=== Written problem ===
Tally the lines that contain "không" and report the total alone.

=== Extracted data entries ===
++++++++++++++++++++

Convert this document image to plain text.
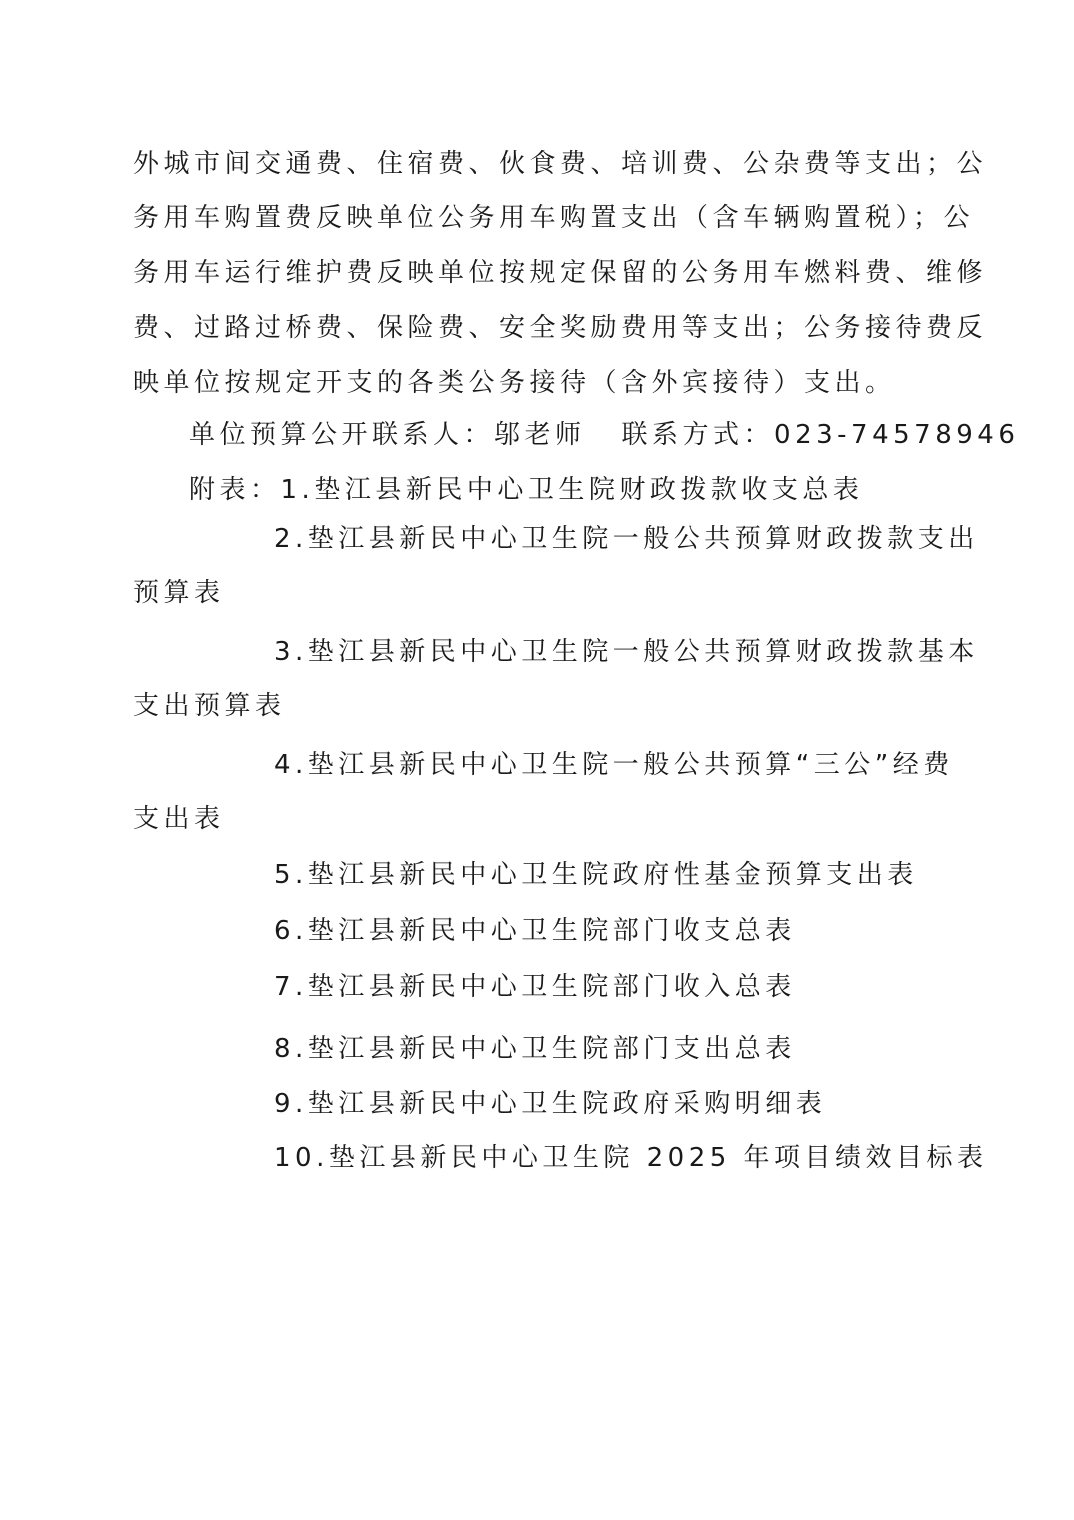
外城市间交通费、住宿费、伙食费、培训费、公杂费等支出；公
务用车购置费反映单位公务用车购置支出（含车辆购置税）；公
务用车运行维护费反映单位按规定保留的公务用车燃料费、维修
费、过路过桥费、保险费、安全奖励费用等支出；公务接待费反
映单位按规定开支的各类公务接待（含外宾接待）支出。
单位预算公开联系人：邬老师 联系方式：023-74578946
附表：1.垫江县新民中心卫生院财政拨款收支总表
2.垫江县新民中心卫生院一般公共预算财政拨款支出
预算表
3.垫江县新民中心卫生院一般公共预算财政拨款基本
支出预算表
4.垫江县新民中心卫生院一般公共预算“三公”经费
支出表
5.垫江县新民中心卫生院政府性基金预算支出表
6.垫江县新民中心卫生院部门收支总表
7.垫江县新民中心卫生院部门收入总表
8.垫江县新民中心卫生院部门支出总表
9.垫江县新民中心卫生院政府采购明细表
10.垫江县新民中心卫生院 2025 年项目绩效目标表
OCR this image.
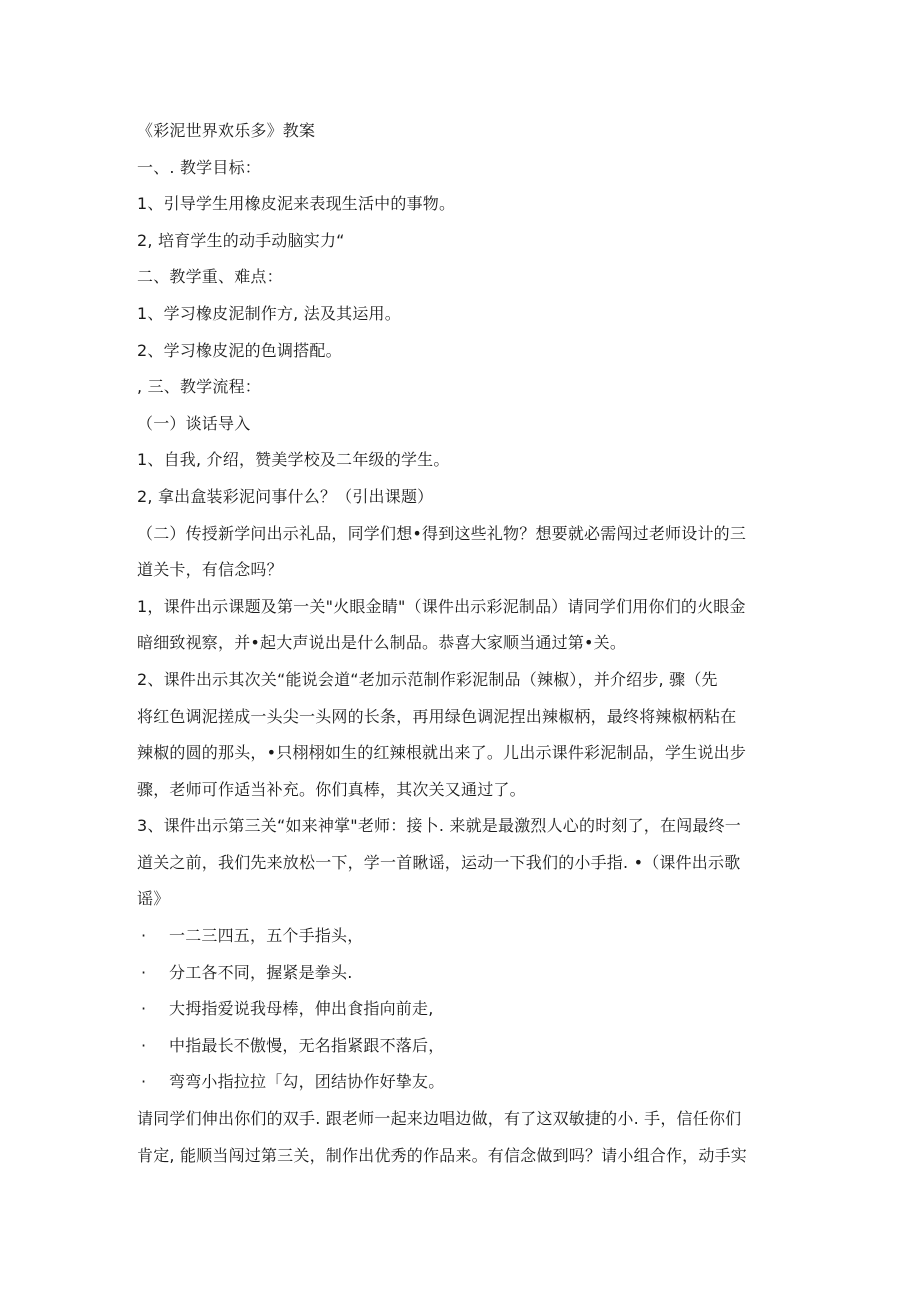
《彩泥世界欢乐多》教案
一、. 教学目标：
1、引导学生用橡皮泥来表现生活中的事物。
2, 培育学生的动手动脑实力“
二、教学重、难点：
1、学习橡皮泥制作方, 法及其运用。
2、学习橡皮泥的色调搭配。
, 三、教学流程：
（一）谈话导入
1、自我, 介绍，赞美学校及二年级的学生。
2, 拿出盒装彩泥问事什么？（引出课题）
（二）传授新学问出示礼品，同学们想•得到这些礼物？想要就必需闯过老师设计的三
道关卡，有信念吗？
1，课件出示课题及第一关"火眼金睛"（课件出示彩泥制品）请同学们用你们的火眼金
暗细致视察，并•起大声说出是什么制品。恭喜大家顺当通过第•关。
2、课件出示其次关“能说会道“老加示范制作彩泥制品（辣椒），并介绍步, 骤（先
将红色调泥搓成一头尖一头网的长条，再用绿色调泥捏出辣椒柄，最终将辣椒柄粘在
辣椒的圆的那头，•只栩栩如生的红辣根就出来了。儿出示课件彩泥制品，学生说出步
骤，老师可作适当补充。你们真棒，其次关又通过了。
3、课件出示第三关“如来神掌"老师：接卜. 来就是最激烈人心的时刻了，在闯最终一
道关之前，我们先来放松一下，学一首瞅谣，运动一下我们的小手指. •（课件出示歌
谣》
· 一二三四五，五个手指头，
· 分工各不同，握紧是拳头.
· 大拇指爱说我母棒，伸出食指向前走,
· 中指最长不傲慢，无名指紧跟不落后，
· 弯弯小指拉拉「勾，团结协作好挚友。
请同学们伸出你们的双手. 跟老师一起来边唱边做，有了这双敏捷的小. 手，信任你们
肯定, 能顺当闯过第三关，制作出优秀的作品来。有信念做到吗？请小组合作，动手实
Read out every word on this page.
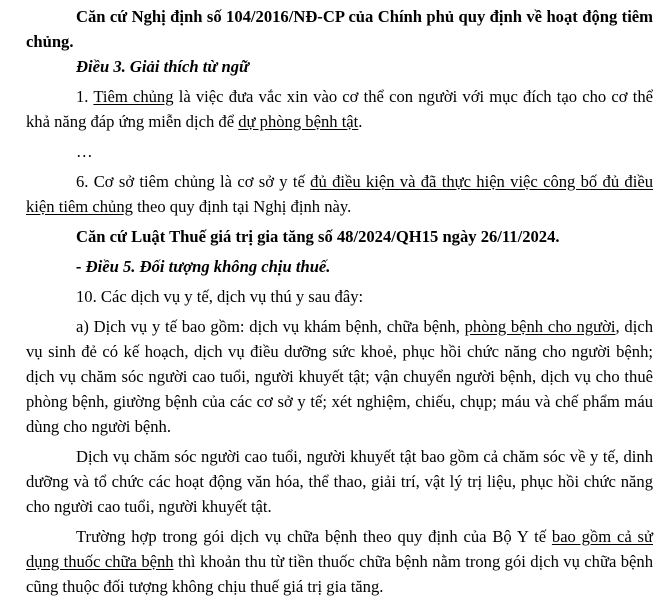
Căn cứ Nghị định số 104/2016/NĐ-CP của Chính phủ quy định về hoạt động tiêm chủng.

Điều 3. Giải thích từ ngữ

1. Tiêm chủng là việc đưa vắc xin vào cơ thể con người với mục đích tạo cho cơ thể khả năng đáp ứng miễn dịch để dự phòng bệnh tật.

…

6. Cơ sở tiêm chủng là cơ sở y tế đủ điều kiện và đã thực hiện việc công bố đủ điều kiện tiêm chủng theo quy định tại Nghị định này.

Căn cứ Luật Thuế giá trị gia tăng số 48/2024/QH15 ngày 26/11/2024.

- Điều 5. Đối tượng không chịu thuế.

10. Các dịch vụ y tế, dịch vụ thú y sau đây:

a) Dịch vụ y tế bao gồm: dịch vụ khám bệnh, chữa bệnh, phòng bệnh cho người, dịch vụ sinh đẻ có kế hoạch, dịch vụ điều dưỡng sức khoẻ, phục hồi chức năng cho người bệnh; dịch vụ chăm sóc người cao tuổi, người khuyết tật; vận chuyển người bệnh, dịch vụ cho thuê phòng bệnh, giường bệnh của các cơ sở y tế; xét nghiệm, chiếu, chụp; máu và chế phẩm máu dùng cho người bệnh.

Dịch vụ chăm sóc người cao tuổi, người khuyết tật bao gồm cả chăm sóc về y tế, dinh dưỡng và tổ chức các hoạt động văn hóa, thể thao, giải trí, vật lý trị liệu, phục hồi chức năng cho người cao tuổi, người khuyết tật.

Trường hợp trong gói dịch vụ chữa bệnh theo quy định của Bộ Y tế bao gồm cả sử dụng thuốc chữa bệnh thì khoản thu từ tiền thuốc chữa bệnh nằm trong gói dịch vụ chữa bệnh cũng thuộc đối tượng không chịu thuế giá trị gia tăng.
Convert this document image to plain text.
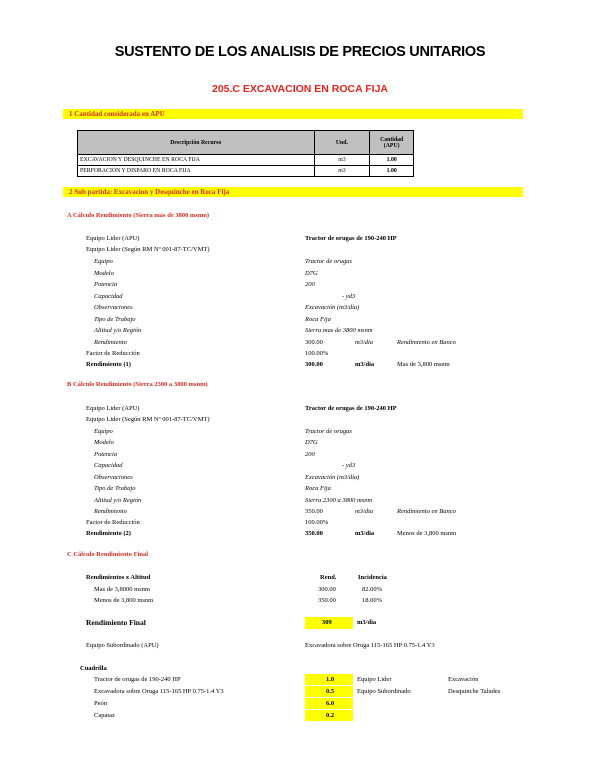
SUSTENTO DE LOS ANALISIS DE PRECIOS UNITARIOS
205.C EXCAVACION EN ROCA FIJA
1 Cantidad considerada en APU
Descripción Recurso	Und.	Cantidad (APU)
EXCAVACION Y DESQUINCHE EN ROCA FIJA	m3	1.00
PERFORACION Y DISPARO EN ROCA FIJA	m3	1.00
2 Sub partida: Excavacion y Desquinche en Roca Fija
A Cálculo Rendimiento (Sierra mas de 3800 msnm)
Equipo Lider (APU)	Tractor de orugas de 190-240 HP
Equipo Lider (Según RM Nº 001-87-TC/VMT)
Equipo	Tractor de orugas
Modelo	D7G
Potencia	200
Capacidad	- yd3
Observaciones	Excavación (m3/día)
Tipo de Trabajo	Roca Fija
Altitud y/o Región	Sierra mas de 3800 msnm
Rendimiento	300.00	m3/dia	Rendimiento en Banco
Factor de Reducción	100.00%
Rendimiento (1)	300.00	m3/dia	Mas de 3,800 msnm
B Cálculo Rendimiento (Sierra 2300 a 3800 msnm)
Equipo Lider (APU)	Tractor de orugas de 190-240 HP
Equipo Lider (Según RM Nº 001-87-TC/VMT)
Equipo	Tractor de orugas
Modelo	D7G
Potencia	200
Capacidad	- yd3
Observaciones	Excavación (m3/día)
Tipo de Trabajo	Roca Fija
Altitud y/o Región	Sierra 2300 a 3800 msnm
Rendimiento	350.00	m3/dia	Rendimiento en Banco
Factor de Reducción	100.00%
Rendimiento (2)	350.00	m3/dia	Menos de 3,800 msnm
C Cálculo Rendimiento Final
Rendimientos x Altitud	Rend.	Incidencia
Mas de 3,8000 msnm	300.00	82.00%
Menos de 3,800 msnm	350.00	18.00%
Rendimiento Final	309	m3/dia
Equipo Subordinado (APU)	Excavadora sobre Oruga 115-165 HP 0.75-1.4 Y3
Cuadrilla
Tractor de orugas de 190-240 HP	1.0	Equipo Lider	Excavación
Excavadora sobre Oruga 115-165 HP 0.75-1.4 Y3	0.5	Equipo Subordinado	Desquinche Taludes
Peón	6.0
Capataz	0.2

++++++++++++++++++++

=== Exercise solution ===
2